Print the whole listing exactly.

Record extracts:
--*--

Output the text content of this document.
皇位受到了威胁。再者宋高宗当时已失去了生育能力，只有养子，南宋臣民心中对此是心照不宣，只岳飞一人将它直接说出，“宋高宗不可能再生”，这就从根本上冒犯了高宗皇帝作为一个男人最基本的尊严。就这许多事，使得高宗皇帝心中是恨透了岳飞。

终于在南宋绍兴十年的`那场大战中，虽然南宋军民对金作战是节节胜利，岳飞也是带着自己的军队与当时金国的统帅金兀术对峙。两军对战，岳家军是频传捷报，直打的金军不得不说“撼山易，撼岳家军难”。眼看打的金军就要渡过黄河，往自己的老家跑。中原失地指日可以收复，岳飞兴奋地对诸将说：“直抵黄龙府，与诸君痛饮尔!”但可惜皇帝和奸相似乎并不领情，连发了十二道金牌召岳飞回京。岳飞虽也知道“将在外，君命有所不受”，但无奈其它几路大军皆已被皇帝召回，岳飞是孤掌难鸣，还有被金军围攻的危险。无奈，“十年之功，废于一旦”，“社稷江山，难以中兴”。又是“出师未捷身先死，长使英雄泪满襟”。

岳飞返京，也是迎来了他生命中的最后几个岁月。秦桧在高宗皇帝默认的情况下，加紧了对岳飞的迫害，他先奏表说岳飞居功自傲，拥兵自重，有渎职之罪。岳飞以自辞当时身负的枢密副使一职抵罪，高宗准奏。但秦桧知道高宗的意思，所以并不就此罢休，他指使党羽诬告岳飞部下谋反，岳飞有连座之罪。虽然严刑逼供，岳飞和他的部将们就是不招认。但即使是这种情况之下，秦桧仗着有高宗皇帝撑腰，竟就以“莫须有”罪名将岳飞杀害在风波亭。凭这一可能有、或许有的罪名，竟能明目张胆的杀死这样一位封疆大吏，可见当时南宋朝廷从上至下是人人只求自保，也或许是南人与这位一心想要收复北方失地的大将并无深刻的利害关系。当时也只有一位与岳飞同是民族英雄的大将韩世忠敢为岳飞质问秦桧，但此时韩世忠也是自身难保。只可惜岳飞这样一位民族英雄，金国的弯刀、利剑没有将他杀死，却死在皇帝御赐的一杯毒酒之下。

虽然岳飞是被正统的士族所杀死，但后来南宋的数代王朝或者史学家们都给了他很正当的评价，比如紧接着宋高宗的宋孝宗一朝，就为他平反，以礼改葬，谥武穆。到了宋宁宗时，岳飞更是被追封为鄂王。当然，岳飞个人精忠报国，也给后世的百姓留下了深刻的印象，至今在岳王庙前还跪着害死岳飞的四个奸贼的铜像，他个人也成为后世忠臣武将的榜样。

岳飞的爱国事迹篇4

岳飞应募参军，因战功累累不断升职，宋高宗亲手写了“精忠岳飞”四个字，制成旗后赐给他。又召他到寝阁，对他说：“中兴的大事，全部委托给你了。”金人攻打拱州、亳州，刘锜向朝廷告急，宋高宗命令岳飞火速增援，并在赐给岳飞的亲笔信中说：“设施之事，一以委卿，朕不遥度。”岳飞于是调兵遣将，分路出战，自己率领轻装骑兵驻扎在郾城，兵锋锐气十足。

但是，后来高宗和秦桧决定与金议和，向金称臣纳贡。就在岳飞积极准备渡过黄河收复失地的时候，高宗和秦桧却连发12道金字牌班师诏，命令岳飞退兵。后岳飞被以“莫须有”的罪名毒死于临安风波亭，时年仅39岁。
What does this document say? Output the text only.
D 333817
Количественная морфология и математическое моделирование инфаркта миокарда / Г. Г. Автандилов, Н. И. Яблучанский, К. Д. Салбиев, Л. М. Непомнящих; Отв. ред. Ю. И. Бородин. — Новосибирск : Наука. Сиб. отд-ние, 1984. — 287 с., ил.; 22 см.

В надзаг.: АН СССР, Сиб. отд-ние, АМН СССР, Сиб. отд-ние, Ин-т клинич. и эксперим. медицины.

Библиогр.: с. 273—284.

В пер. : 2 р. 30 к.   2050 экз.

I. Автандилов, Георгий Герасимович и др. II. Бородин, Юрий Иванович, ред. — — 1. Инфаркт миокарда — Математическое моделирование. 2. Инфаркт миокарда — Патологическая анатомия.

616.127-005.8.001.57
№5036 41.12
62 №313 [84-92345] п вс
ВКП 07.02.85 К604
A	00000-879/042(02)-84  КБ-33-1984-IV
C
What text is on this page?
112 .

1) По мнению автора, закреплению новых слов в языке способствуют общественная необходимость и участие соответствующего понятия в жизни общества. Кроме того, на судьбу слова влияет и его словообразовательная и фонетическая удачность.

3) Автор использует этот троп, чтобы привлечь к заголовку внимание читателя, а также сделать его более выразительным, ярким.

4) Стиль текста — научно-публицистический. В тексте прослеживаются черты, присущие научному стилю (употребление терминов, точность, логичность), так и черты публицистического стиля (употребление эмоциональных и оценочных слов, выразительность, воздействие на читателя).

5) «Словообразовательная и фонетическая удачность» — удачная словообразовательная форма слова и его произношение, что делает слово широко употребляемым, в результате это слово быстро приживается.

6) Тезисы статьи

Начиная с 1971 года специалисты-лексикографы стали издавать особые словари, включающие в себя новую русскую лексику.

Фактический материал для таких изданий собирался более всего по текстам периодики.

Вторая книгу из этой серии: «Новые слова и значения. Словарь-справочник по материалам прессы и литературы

--*--

Output:
Output the text content of this document.
皇位受到了威胁。再者宋高宗当时已失去了生育能力，只有养子，南宋臣民心中对此是心照不宣，只岳飞一人将它直接说出，“宋高宗不可能再生”，这就从根本上冒犯了高宗皇帝作为一个男人最基本的尊严。就这许多事，使得高宗皇帝心中是恨透了岳飞。

终于在南宋绍兴十年的`那场大战中，虽然南宋军民对金作战是节节胜利，岳飞也是带着自己的军队与当时金国的统帅金兀术对峙。两军对战，岳家军是频传捷报，直打的金军不得不说“撼山易，撼岳家军难”。眼看打的金军就要渡过黄河，往自己的老家跑。中原失地指日可以收复，岳飞兴奋地对诸将说：“直抵黄龙府，与诸君痛饮尔!”但可惜皇帝和奸相似乎并不领情，连发了十二道金牌召岳飞回京。岳飞虽也知道“将在外，君命有所不受”，但无奈其它几路大军皆已被皇帝召回，岳飞是孤掌难鸣，还有被金军围攻的危险。无奈，“十年之功，废于一旦”，“社稷江山，难以中兴”。又是“出师未捷身先死，长使英雄泪满襟”。

岳飞返京，也是迎来了他生命中的最后几个岁月。秦桧在高宗皇帝默认的情况下，加紧了对岳飞的迫害，他先奏表说岳飞居功自傲，拥兵自重，有渎职之罪。岳飞以自辞当时身负的枢密副使一职抵罪，高宗准奏。但秦桧知道高宗的意思，所以并不就此罢休，他指使党羽诬告岳飞部下谋反，岳飞有连座之罪。虽然严刑逼供，岳飞和他的部将们就是不招认。但即使是这种情况之下，秦桧仗着有高宗皇帝撑腰，竟就以“莫须有”罪名将岳飞杀害在风波亭。凭这一可能有、或许有的罪名，竟能明目张胆的杀死这样一位封疆大吏，可见当时南宋朝廷从上至下是人人只求自保，也或许是南人与这位一心想要收复北方失地的大将并无深刻的利害关系。当时也只有一位与岳飞同是民族英雄的大将韩世忠敢为岳飞质问秦桧，但此时韩世忠也是自身难保。只可惜岳飞这样一位民族英雄，金国的弯刀、利剑没有将他杀死，却死在皇帝御赐的一杯毒酒之下。

虽然岳飞是被正统的士族所杀死，但后来南宋的数代王朝或者史学家们都给了他很正当的评价，比如紧接着宋高宗的宋孝宗一朝，就为他平反，以礼改葬，谥武穆。到了宋宁宗时，岳飞更是被追封为鄂王。当然，岳飞个人精忠报国，也给后世的百姓留下了深刻的印象，至今在岳王庙前还跪着害死岳飞的四个奸贼的铜像，他个人也成为后世忠臣武将的榜样。

岳飞的爱国事迹篇4

岳飞应募参军，因战功累累不断升职，宋高宗亲手写了“精忠岳飞”四个字，制成旗后赐给他。又召他到寝阁，对他说：“中兴的大事，全部委托给你了。”金人攻打拱州、亳州，刘锜向朝廷告急，宋高宗命令岳飞火速增援，并在赐给岳飞的亲笔信中说：“设施之事，一以委卿，朕不遥度。”岳飞于是调兵遣将，分路出战，自己率领轻装骑兵驻扎在郾城，兵锋锐气十足。

但是，后来高宗和秦桧决定与金议和，向金称臣纳贡。就在岳飞积极准备渡过黄河收复失地的时候，高宗和秦桧却连发12道金字牌班师诏，命令岳飞退兵。后岳飞被以“莫须有”的罪名毒死于临安风波亭，时年仅39岁。
What does this document say? Output the text only.
D 333817
Количественная морфология и математическое моделирование инфаркта миокарда / Г. Г. Автандилов, Н. И. Яблучанский, К. Д. Салбиев, Л. М. Непомнящих; Отв. ред. Ю. И. Бородин. — Новосибирск : Наука. Сиб. отд-ние, 1984. — 287 с., ил.; 22 см.

В надзаг.: АН СССР, Сиб. отд-ние, АМН СССР, Сиб. отд-ние, Ин-т клинич. и эксперим. медицины.

Библиогр.: с. 273—284.

В пер. : 2 р. 30 к.   2050 экз.

I. Автандилов, Георгий Герасимович и др. II. Бородин, Юрий Иванович, ред. — — 1. Инфаркт миокарда — Математическое моделирование. 2. Инфаркт миокарда — Патологическая анатомия.

616.127-005.8.001.57
№5036 41.12
62 №313 [84-92345] п вс
ВКП 07.02.85 К604
A	00000-879/042(02)-84  КБ-33-1984-IV
C
What text is on this page?
112 .

1) По мнению автора, закреплению новых слов в языке способствуют общественная необходимость и участие соответствующего понятия в жизни общества. Кроме того, на судьбу слова влияет и его словообразовательная и фонетическая удачность.

3) Автор использует этот троп, чтобы привлечь к заголовку внимание читателя, а также сделать его более выразительным, ярким.

4) Стиль текста — научно-публицистический. В тексте прослеживаются черты, присущие научному стилю (употребление терминов, точность, логичность), так и черты публицистического стиля (употребление эмоциональных и оценочных слов, выразительность, воздействие на читателя).

5) «Словообразовательная и фонетическая удачность» — удачная словообразовательная форма слова и его произношение, что делает слово широко употребляемым, в результате это слово быстро приживается.

6) Тезисы статьи

Начиная с 1971 года специалисты-лексикографы стали издавать особые словари, включающие в себя новую русскую лексику.

Фактический материал для таких изданий собирался более всего по текстам периодики.

Вторая книгу из этой серии: «Новые слова и значения. Словарь-справочник по материалам прессы и литературы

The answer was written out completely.